-- begin EXTRACT PROVIDED --
U.S. patent number 4,894,591 [Application Number 07/240,331] was granted by the patent office on 1990-01-16 for inverted excitation coil for hid lamps.
This patent grant is currently assigned to General Electric Company. Invention is credited to Harald L. Witting.
United States Patent |
4,894,591 |
Witting |
January 16, 1990 |
Inverted Excitation coil for HID lamps
Abstract
A novel excitation coil for both starting and maintaining a
plasma arc discharge within the envelope of an arc tube in an
electrodeless HID lamp, has first and second solenoidally - wound
coil portions, each having an axis substantially in alignment with
the axis of the other portion. The coil conductor of each portion
may be disposed upon the surface of an imaginary cone having its
vertex situated within the arc tube, or beyond the arc tube and
within the volume of the other coil portion. The ends of each of
the solenoid portions furthest from one another are connected
together, and the remaining closely-positioned coil ends provide a
sufficiently high starting potential, responsive to receiving an
excitation signal, for providing a magnetic field; at any instant
the magnetic field of each of the two portions combines in-phase in
the volume, between the closer ends of both portions, into which
the arc tube is normally inserted.
Inventors: |
Witting; Harald L. (Burnt
Hills, NY) |
Assignee: |
General Electric Company
(Schenectady, NY)
|
Family
ID: |
22906107 |
Appl.
No.: |
07/240,331 |
Filed: |
September 6, 1988 |
Current U.S.
Class: |
315/248;
313/153 |
Current CPC
Class: |
H01J
65/048 (20130101) |
Current International
Class: |
H01J
65/04 (20060101); H05B 041/24 () |
Field of
Search: |
;315/39,111.51,236,248,267,344,357
;313/146,151,152,153,234,574,607 |
References Cited
[Referenced By]
U.S. Patent Documents
Primary Examiner: Mis; David
Attorney, Agent or Firm: Krauss; Geoffrey H. Davis, Jr.;
James C. Snyder; Marvin
Claims
What I claim is:
1. An excitation coil, adaptable for use with an arc tube in an
electrodeless high-intensity-discharge (HID) lamp, comprising:
first and second solenoidal portions of coiled conductor, each with
an axis substantially aligned with the axis of the other portion,
each wound in a common direction to produce, responsive to a signal
current flowing in the same direction through both portions, a
magnetic field adding in-phase to the magnetic field of the other
portion, and each with a first end located nearest to a central
volume in which said arc tube can be positioned and a second end
located further from the other portion than the first end; and
another conductive portion connecting the two second ends to one
another;
the pair of first ends being adapted to receive a radio-frequency
signal of characteristics selected to cause said coil to start and
maintain a plasma arc discharge in said arc tube.
2. The coil of claim 1, wherein the coiled conductor of each coil
portion has a conical-spiral shape, with the first end being a
narrower end and the second end being a wider end.
3. The coil of claim 2, wherein each conical-spiral shape is a
right-angle cone and has substantially the same apex angle as the
other cone.
4. The coil of claim 2, wherein each portion is of truncated
conical shape.
5. The coil of claim 4, wherein the imaginary apex of the truncated
cone is located within the volume enclosed by the other coil
portion.
-- end EXTRACT PROVIDED --
-- begin LISTING --
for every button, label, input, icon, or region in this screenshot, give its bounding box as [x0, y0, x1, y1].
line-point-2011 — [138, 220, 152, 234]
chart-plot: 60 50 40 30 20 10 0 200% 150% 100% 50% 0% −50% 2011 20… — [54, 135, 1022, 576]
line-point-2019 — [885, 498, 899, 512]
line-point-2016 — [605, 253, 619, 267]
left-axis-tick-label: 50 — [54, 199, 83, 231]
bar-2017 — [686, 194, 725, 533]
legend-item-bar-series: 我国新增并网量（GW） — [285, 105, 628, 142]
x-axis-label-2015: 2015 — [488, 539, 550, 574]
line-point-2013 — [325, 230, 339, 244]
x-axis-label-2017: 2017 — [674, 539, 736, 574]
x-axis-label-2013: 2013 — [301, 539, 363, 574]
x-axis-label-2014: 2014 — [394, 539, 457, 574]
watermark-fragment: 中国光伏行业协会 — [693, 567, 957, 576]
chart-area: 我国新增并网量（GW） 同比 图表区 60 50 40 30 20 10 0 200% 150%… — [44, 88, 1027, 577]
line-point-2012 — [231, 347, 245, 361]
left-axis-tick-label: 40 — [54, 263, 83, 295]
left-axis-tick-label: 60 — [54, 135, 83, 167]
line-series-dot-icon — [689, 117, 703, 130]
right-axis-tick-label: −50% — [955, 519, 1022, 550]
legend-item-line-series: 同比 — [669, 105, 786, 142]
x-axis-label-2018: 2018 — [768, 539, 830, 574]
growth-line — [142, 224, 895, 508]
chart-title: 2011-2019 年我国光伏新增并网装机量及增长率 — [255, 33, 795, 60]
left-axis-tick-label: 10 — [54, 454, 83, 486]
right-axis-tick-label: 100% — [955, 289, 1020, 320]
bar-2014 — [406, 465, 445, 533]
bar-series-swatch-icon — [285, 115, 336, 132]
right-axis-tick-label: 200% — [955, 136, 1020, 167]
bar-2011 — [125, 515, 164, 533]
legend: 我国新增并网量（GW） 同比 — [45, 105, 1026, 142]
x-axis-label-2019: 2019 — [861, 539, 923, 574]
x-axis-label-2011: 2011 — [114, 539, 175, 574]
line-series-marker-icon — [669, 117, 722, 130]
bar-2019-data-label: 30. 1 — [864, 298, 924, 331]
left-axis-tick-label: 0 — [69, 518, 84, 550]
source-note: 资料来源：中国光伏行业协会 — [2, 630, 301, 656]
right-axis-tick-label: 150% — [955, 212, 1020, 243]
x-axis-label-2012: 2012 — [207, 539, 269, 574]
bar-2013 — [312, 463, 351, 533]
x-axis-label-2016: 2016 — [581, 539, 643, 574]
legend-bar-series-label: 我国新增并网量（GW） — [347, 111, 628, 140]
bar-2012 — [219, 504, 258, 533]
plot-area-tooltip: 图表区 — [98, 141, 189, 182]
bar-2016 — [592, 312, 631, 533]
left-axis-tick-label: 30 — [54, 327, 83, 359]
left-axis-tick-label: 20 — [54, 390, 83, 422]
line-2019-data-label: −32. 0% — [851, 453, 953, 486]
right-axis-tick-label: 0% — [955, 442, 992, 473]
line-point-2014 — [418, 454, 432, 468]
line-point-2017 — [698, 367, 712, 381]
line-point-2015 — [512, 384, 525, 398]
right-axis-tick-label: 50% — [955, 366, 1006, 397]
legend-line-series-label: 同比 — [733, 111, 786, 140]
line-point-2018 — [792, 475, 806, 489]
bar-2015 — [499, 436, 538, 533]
-- end LISTING --
-- begin LISTING --
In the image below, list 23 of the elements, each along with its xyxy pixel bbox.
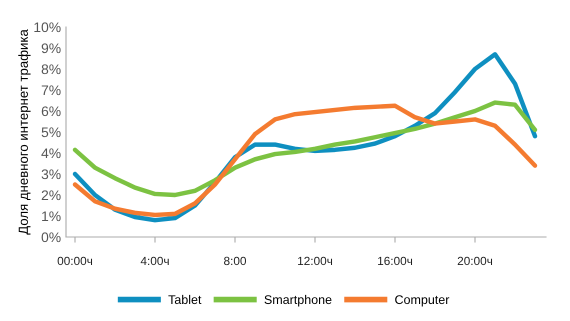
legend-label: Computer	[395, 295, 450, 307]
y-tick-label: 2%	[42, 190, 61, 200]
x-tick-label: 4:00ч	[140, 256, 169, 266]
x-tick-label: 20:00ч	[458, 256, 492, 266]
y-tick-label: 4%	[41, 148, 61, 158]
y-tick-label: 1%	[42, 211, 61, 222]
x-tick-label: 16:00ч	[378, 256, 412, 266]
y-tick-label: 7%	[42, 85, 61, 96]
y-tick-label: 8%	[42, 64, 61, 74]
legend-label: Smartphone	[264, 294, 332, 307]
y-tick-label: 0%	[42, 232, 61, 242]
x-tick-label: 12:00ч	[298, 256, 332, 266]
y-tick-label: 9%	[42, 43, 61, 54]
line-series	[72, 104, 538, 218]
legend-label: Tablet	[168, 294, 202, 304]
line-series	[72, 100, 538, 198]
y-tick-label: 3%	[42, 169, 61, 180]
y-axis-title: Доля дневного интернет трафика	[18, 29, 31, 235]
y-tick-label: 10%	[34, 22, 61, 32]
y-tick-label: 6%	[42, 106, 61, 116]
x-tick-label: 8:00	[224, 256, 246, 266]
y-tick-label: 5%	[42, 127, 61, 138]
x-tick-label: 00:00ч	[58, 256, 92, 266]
-- end LISTING --
WHAT THIS TASK INVOLVES -
Output, word for word, the passage of the excitation coil patent above that runs from "U.S. patent number" up to and including "Harald L. Witting.".

RESPONSE TO THIS TASK -
U.S. patent number 4,894,591 [Application Number 07/240,331] was granted by the patent office on 1990-01-16 for inverted excitation coil for hid lamps.
This patent grant is currently assigned to General Electric Company. Invention is credited to Harald L. Witting.